## Begin

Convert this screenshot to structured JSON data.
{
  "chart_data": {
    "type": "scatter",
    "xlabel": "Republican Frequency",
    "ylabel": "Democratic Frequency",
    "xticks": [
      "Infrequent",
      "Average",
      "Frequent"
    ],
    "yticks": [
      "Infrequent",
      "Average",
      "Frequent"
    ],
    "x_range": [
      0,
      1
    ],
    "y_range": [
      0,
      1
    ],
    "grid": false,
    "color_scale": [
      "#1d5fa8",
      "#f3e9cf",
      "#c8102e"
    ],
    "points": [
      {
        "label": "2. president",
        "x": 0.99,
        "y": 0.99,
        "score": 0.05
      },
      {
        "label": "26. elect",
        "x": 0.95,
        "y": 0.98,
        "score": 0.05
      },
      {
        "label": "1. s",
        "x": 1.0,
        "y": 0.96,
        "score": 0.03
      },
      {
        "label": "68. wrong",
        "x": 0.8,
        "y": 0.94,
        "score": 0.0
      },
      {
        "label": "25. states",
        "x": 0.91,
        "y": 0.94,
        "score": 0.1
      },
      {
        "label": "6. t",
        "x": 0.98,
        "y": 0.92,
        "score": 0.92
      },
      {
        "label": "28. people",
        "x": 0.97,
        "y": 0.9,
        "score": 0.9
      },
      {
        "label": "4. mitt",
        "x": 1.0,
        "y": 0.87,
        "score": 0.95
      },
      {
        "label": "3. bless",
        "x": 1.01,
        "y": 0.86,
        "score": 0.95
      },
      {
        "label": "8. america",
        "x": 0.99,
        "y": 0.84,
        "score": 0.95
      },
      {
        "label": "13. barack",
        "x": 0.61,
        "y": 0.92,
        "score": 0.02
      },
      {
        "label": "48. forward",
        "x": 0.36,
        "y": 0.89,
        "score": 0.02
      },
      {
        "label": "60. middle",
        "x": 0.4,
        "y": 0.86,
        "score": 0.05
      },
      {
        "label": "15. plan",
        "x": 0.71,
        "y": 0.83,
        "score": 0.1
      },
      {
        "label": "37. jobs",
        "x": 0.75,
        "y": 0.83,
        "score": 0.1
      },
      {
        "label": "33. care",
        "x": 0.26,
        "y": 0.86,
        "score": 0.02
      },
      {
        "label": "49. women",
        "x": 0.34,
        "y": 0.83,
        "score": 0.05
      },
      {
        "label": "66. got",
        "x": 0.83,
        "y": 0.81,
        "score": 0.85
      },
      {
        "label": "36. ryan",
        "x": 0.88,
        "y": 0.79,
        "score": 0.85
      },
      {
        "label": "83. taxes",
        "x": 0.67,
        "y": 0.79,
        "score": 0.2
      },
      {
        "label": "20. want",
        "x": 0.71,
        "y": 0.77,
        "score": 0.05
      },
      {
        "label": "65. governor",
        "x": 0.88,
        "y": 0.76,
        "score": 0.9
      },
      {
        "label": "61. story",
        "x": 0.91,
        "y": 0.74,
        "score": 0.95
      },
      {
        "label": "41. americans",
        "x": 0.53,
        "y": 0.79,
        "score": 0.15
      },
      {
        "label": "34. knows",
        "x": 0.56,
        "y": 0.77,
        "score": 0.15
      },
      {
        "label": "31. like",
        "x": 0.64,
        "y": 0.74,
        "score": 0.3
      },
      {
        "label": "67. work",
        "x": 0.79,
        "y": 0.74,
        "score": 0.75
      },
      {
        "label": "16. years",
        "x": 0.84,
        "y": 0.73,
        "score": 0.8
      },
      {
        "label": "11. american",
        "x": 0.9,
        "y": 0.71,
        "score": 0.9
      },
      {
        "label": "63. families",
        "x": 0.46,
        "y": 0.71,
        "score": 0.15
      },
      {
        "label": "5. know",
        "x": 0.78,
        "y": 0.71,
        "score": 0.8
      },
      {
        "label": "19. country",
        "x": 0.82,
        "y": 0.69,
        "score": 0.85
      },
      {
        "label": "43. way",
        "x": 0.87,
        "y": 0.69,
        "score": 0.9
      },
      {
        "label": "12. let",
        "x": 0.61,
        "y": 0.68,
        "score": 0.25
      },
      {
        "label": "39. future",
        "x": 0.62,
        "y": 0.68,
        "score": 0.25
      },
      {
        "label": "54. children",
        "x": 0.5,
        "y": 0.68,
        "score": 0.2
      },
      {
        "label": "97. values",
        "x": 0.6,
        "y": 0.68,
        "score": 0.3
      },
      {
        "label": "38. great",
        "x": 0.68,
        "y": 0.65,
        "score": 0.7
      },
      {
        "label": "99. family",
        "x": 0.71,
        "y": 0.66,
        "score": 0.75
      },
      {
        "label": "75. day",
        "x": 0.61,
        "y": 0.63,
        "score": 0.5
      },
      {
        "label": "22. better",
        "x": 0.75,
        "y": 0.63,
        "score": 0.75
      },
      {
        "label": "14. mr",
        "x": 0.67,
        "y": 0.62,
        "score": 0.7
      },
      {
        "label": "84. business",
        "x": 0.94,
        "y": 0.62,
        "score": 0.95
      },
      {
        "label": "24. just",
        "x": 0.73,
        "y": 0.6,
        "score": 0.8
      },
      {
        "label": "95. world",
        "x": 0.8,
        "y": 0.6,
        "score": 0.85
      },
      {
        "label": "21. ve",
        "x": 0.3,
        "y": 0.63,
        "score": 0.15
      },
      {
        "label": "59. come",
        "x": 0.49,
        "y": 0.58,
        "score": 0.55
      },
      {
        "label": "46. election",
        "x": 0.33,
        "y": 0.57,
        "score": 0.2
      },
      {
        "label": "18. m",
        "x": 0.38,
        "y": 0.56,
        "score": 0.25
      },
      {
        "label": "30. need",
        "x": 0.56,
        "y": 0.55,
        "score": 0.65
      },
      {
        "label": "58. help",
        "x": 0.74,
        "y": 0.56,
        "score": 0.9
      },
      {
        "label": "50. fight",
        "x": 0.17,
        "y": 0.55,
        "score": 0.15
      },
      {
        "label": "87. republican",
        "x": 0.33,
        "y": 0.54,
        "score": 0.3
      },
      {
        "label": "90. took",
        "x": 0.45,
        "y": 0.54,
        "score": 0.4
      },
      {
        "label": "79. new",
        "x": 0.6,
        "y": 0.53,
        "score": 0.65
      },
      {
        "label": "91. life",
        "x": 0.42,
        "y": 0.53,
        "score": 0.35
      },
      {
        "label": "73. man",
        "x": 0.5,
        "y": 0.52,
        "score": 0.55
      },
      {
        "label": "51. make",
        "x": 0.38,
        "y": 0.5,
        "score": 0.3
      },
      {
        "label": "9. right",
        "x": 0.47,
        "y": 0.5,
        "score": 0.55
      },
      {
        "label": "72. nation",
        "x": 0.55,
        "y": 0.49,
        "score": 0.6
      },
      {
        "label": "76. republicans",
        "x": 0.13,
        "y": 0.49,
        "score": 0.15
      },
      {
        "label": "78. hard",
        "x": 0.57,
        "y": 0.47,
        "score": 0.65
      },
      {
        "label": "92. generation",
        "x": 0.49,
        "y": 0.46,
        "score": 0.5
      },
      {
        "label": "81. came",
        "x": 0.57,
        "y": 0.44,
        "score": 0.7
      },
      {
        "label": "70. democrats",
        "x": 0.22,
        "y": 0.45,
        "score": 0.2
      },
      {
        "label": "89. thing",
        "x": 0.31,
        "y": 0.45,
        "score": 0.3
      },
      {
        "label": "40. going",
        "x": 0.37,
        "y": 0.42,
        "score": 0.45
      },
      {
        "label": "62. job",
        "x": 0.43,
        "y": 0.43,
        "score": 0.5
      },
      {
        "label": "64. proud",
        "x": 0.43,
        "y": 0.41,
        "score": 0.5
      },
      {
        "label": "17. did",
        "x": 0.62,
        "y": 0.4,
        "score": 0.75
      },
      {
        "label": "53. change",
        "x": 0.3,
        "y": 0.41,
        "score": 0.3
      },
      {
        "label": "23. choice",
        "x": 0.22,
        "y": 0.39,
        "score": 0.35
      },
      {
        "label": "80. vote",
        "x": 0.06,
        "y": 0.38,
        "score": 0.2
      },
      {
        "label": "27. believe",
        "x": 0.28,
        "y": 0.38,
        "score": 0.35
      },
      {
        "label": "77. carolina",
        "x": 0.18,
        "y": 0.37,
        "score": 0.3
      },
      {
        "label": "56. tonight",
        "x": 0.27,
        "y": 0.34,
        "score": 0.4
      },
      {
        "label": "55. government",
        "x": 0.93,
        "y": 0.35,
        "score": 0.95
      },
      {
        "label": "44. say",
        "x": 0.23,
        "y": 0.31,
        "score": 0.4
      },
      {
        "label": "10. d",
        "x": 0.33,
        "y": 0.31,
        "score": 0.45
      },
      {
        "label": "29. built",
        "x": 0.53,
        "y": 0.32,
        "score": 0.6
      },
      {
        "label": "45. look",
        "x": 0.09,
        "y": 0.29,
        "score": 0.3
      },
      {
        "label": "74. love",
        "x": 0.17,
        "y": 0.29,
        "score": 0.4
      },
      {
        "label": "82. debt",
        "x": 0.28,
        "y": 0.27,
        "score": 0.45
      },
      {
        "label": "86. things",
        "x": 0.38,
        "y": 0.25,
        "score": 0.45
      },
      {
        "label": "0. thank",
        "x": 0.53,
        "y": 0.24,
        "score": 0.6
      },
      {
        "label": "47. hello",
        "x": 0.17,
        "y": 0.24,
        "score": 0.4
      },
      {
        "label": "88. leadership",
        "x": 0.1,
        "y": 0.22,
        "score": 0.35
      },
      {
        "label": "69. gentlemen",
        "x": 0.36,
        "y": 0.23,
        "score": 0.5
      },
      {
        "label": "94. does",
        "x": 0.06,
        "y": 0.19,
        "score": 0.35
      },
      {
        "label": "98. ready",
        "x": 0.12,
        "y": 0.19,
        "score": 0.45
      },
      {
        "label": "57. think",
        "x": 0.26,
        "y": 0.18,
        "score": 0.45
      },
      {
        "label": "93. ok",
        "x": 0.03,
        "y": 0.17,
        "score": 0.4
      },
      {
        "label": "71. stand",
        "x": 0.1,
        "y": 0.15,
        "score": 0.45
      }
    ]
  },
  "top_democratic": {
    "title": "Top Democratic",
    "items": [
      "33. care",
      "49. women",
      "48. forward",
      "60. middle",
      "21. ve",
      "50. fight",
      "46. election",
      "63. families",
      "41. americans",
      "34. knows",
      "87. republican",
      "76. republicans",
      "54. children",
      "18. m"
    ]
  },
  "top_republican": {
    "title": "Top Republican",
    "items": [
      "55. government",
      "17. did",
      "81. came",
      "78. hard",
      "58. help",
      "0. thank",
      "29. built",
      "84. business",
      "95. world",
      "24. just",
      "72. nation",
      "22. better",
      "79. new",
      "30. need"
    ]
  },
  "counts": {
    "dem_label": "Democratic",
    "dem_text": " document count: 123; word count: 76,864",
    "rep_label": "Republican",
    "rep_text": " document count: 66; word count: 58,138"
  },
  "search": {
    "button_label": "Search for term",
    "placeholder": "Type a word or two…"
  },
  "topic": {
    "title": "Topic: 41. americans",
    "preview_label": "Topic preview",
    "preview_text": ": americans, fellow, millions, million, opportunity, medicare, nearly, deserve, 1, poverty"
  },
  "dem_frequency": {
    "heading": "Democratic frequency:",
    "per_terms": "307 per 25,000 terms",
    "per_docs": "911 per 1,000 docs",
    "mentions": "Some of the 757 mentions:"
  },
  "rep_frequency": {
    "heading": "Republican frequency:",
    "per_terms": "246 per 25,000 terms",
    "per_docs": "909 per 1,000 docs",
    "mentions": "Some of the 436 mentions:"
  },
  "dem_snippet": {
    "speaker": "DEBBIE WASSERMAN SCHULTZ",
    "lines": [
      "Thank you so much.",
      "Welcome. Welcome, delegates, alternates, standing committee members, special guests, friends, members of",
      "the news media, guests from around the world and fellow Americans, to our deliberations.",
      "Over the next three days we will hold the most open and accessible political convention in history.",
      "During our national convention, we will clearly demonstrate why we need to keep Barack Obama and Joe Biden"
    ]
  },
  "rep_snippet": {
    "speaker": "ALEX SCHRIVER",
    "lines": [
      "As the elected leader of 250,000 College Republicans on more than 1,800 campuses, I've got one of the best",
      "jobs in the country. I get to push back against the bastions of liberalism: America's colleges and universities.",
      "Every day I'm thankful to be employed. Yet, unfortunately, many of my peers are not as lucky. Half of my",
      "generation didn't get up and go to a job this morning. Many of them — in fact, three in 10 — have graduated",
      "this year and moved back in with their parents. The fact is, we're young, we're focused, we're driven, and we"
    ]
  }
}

## End

== Exercise task ==
Above are records; say how many of their lines contain the word "docs", giving only the number.

== Solution to this exercise ==
2